## START

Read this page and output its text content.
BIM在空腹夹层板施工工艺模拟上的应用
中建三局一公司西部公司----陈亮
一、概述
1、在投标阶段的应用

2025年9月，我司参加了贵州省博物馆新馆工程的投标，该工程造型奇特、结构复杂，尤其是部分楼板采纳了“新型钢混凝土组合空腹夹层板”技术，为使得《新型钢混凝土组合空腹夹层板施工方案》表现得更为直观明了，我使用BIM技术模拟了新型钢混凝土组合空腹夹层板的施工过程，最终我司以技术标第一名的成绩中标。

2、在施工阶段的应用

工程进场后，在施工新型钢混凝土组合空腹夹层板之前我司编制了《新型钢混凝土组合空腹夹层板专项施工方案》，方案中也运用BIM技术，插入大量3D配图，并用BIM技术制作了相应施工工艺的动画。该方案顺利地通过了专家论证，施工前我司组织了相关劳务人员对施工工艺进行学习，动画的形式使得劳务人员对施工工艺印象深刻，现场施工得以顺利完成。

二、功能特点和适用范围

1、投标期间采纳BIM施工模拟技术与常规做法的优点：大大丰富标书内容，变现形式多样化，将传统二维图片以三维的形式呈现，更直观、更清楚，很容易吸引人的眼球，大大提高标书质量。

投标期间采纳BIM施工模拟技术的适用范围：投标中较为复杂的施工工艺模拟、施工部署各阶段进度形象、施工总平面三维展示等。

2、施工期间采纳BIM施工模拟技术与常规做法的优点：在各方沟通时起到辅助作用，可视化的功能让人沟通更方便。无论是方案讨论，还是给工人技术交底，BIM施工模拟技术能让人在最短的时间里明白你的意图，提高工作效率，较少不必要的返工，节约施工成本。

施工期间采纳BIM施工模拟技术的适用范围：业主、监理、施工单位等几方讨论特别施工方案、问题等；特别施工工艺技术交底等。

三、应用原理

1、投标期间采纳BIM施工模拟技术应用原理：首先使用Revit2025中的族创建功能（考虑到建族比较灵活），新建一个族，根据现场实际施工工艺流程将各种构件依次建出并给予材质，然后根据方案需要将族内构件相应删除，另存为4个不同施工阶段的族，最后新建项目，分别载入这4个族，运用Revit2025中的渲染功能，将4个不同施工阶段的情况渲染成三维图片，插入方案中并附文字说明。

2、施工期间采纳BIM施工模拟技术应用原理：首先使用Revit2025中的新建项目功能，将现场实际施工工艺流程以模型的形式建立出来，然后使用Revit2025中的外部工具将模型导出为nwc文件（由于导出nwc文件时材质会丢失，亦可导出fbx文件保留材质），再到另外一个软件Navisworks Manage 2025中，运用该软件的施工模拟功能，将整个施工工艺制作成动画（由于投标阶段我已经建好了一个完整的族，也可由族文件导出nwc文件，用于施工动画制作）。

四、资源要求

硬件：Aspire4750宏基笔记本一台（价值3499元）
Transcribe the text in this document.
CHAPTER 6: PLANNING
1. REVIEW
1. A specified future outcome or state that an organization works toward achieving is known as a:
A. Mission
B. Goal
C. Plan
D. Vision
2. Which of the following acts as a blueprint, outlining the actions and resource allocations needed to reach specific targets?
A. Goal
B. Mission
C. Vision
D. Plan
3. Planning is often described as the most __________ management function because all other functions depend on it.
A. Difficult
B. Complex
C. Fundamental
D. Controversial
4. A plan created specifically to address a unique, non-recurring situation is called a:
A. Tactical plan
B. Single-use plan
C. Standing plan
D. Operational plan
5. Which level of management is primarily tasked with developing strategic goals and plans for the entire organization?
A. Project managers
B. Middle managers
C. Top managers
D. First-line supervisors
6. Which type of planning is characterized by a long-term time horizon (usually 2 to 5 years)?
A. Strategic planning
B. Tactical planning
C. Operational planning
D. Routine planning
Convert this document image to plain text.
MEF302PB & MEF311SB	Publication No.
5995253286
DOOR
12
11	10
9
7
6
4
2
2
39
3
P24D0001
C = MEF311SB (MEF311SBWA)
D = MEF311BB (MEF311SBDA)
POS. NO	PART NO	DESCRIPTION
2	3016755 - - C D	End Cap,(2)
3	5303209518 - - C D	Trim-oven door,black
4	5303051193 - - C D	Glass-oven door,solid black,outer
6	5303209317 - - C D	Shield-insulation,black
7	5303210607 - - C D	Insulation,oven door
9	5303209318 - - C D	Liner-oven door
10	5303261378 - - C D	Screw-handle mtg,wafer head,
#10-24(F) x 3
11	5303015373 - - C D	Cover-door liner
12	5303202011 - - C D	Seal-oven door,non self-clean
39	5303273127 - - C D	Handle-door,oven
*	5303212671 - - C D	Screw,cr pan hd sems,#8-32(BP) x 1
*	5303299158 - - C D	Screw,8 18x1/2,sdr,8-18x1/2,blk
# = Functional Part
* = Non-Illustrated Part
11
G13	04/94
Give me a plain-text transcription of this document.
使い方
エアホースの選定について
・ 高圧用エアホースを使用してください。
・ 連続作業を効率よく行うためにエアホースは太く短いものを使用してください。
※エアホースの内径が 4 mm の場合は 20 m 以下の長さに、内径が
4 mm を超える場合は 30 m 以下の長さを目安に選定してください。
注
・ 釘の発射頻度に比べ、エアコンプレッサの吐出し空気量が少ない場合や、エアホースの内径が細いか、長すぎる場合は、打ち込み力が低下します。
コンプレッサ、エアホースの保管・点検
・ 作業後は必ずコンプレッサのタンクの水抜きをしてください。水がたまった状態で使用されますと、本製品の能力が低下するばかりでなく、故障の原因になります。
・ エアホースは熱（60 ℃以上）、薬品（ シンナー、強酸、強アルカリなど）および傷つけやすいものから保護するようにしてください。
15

## END

## What the task requires
Which lines in the data above contain "text"? Show each one.

## Answer for the task
Read this page and output its text content.
Transcribe the text in this document.
Convert this document image to plain text.
Give me a plain-text transcription of this document.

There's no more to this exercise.